Task instructions
Copy out the records in full, word for word, without pictures.

** START OF Excerpted records **

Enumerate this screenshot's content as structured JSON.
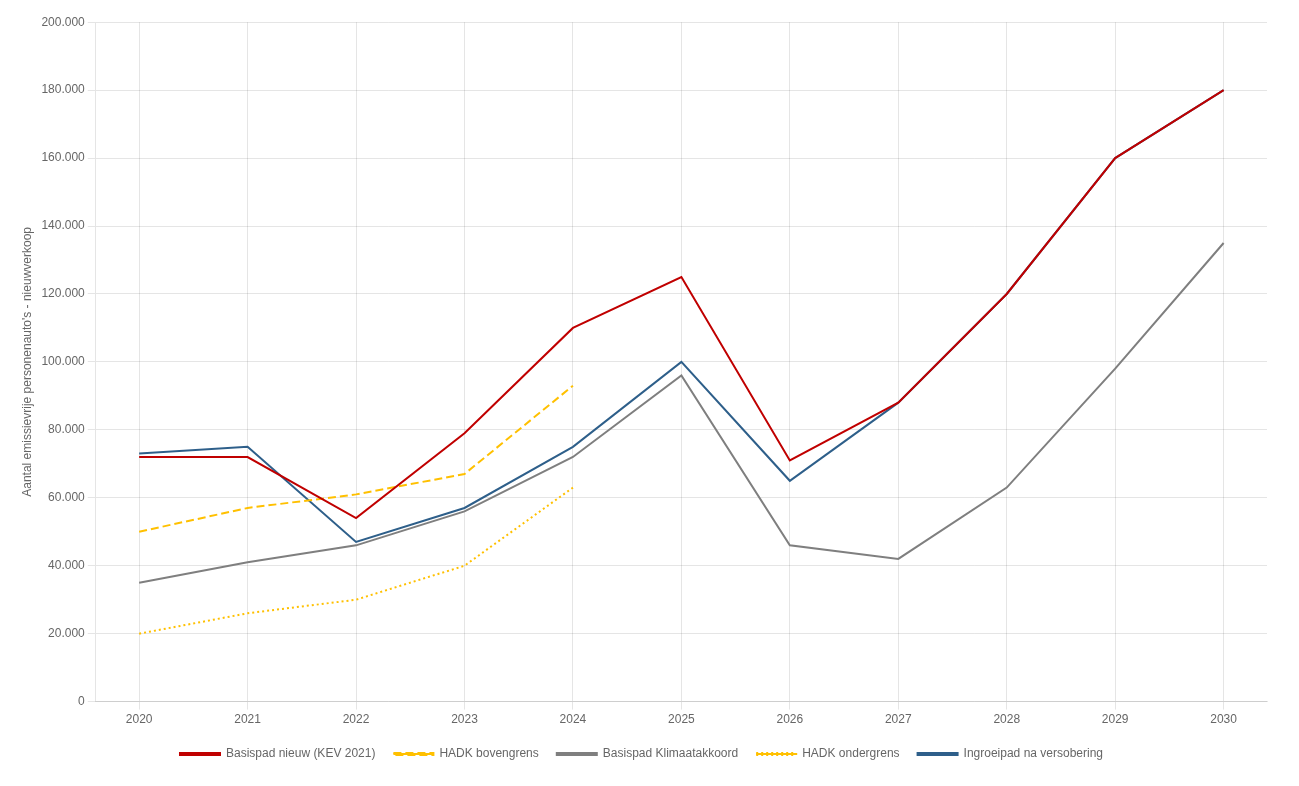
{
  "chart_data": {
    "type": "line",
    "x": [
      2020,
      2021,
      2022,
      2023,
      2024,
      2025,
      2026,
      2027,
      2028,
      2029,
      2030
    ],
    "xlim": [
      2019.6,
      2030.4
    ],
    "xticks": [
      2020,
      2021,
      2022,
      2023,
      2024,
      2025,
      2026,
      2027,
      2028,
      2029,
      2030
    ],
    "ylim": [
      0,
      200000
    ],
    "yticks": [
      0,
      {
        "value": 20000,
        "label": "20.000"
      },
      {
        "value": 40000,
        "label": "40.000"
      },
      {
        "value": 60000,
        "label": "60.000"
      },
      {
        "value": 80000,
        "label": "80.000"
      },
      {
        "value": 100000,
        "label": "100.000"
      },
      {
        "value": 120000,
        "label": "120.000"
      },
      {
        "value": 140000,
        "label": "140.000"
      },
      {
        "value": 160000,
        "label": "160.000"
      },
      {
        "value": 180000,
        "label": "180.000"
      },
      {
        "value": 200000,
        "label": "200.000"
      }
    ],
    "y_label": "Aantal emissievrije personenauto's - nieuwverkoop",
    "grid": true,
    "legend": "bottom",
    "series": [
      {
        "name": "Basispad nieuw (KEV 2021)",
        "color": "#c00000",
        "line_style": "solid",
        "values": [
          72000,
          72000,
          54000,
          79000,
          110000,
          125000,
          71000,
          88000,
          120000,
          160000,
          180000
        ]
      },
      {
        "name": "HADK bovengrens",
        "color": "#ffc000",
        "line_style": "dashed",
        "values": [
          50000,
          57000,
          61000,
          67000,
          93000,
          null,
          null,
          null,
          null,
          null,
          null
        ]
      },
      {
        "name": "Basispad Klimaatakkoord",
        "color": "#7f7f7f",
        "line_style": "solid",
        "values": [
          35000,
          41000,
          46000,
          56000,
          72000,
          96000,
          46000,
          42000,
          63000,
          98000,
          135000
        ]
      },
      {
        "name": "HADK ondergrens",
        "color": "#ffc000",
        "line_style": "dotted",
        "values": [
          20000,
          26000,
          30000,
          40000,
          63000,
          null,
          null,
          null,
          null,
          null,
          null
        ]
      },
      {
        "name": "Ingroeipad na versobering",
        "color": "#2e5f8a",
        "line_style": "solid",
        "values": [
          73000,
          75000,
          47000,
          57000,
          75000,
          100000,
          65000,
          88000,
          120000,
          160000,
          180000
        ]
      }
    ]
  }
}
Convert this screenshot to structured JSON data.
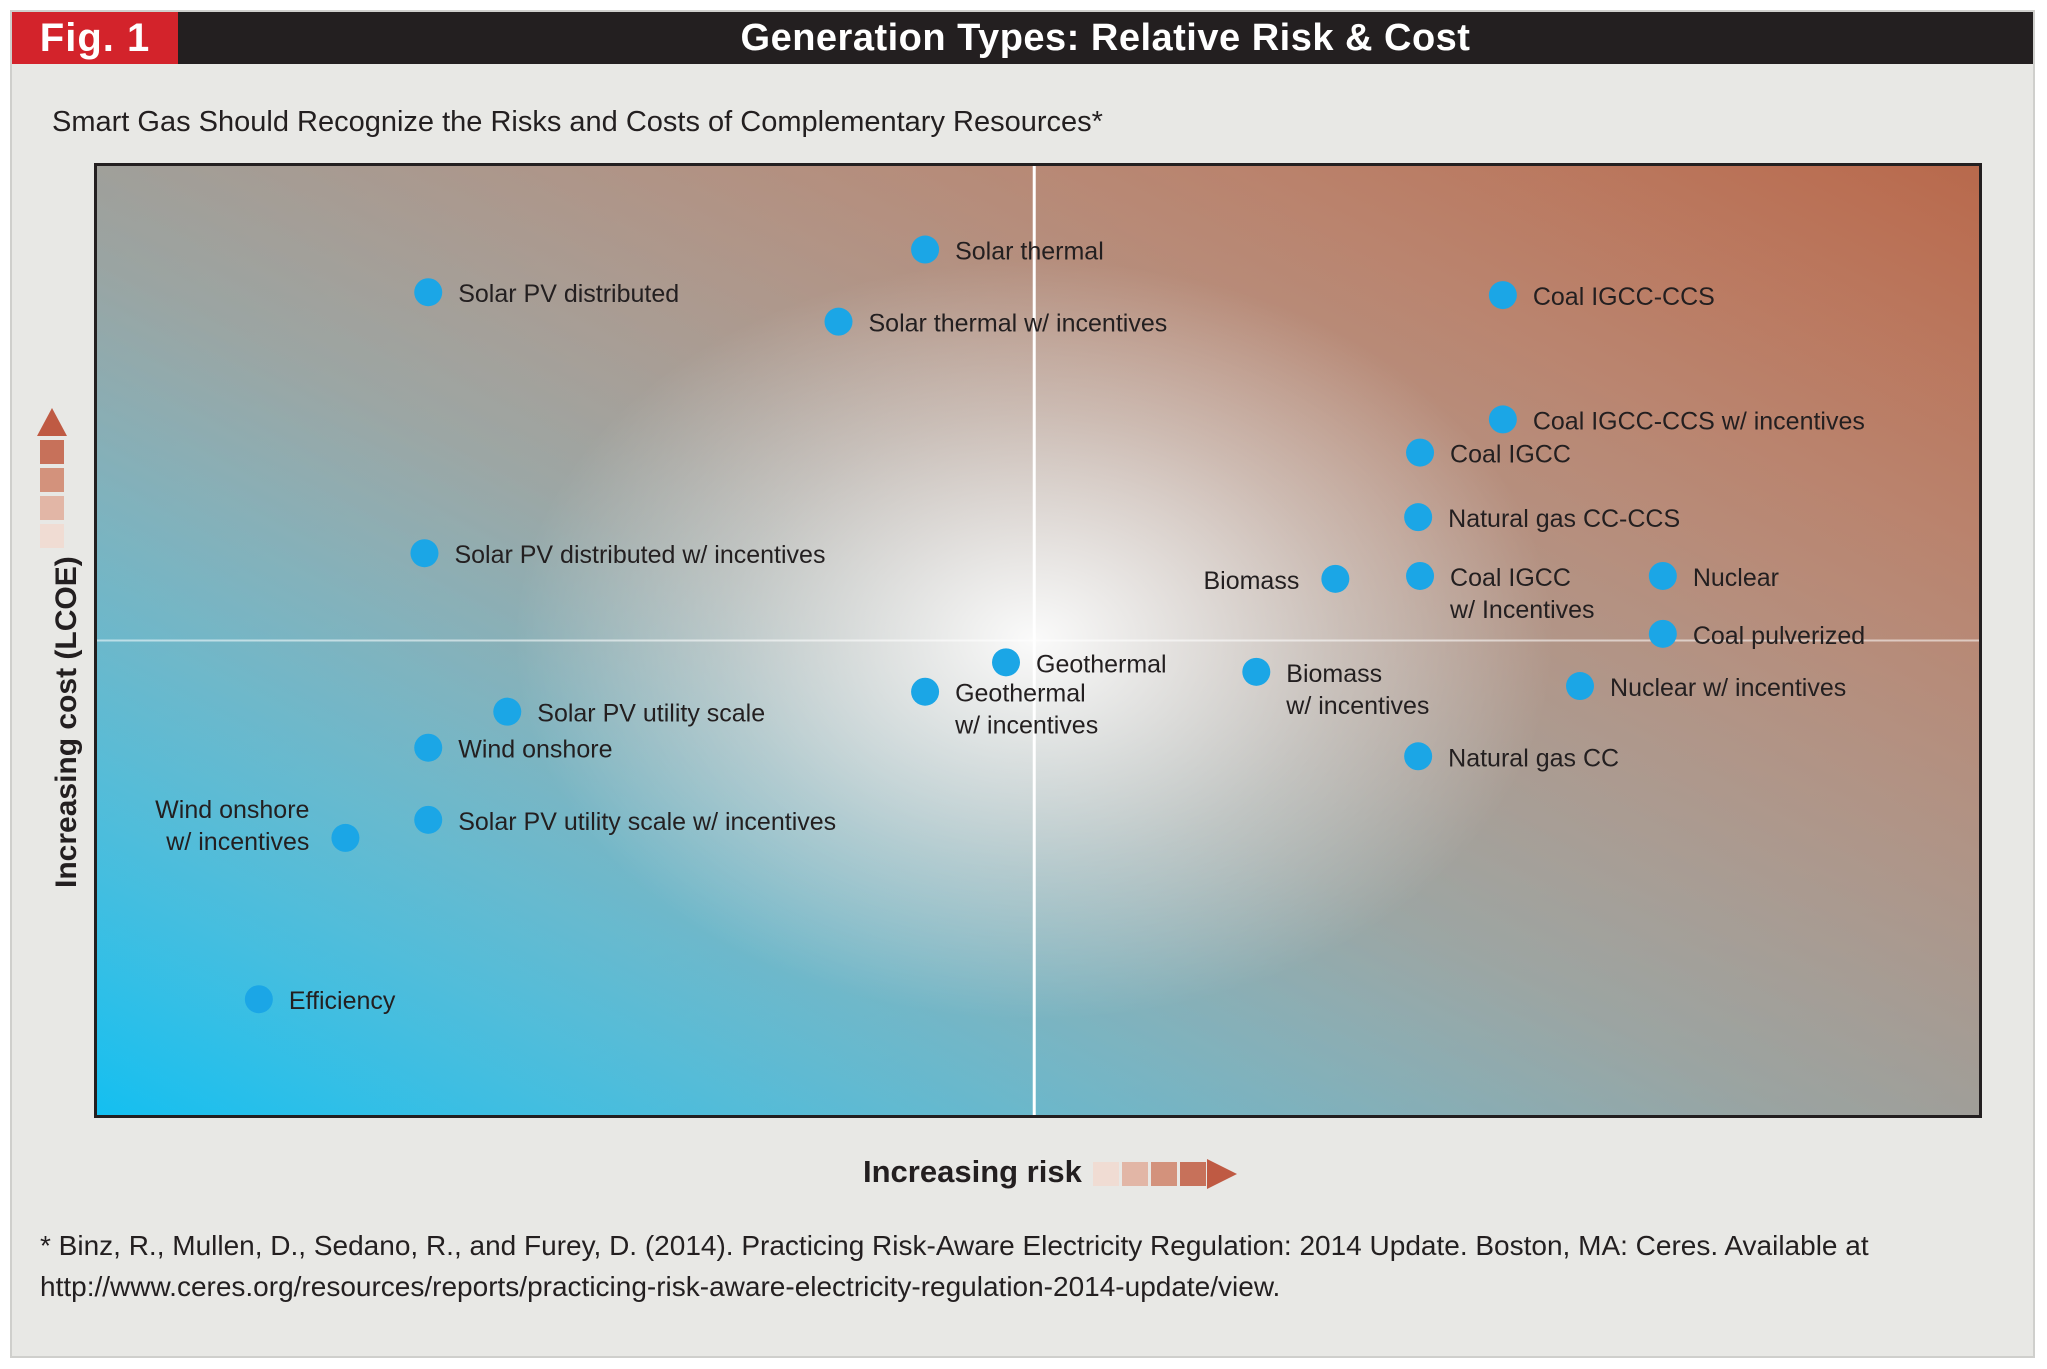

** END OF Excerpted records **

Answer in full
Enumerate this screenshot's content as structured JSON.
{
  "chart_data": {
    "type": "line",
    "x": [
      2020,
      2021,
      2022,
      2023,
      2024,
      2025,
      2026,
      2027,
      2028,
      2029,
      2030
    ],
    "xlim": [
      2019.6,
      2030.4
    ],
    "xticks": [
      2020,
      2021,
      2022,
      2023,
      2024,
      2025,
      2026,
      2027,
      2028,
      2029,
      2030
    ],
    "ylim": [
      0,
      200000
    ],
    "yticks": [
      0,
      {
        "value": 20000,
        "label": "20.000"
      },
      {
        "value": 40000,
        "label": "40.000"
      },
      {
        "value": 60000,
        "label": "60.000"
      },
      {
        "value": 80000,
        "label": "80.000"
      },
      {
        "value": 100000,
        "label": "100.000"
      },
      {
        "value": 120000,
        "label": "120.000"
      },
      {
        "value": 140000,
        "label": "140.000"
      },
      {
        "value": 160000,
        "label": "160.000"
      },
      {
        "value": 180000,
        "label": "180.000"
      },
      {
        "value": 200000,
        "label": "200.000"
      }
    ],
    "y_label": "Aantal emissievrije personenauto's - nieuwverkoop",
    "grid": true,
    "legend": "bottom",
    "series": [
      {
        "name": "Basispad nieuw (KEV 2021)",
        "color": "#c00000",
        "line_style": "solid",
        "values": [
          72000,
          72000,
          54000,
          79000,
          110000,
          125000,
          71000,
          88000,
          120000,
          160000,
          180000
        ]
      },
      {
        "name": "HADK bovengrens",
        "color": "#ffc000",
        "line_style": "dashed",
        "values": [
          50000,
          57000,
          61000,
          67000,
          93000,
          null,
          null,
          null,
          null,
          null,
          null
        ]
      },
      {
        "name": "Basispad Klimaatakkoord",
        "color": "#7f7f7f",
        "line_style": "solid",
        "values": [
          35000,
          41000,
          46000,
          56000,
          72000,
          96000,
          46000,
          42000,
          63000,
          98000,
          135000
        ]
      },
      {
        "name": "HADK ondergrens",
        "color": "#ffc000",
        "line_style": "dotted",
        "values": [
          20000,
          26000,
          30000,
          40000,
          63000,
          null,
          null,
          null,
          null,
          null,
          null
        ]
      },
      {
        "name": "Ingroeipad na versobering",
        "color": "#2e5f8a",
        "line_style": "solid",
        "values": [
          73000,
          75000,
          47000,
          57000,
          75000,
          100000,
          65000,
          88000,
          120000,
          160000,
          180000
        ]
      }
    ]
  }
}
Convert this screenshot to structured JSON data.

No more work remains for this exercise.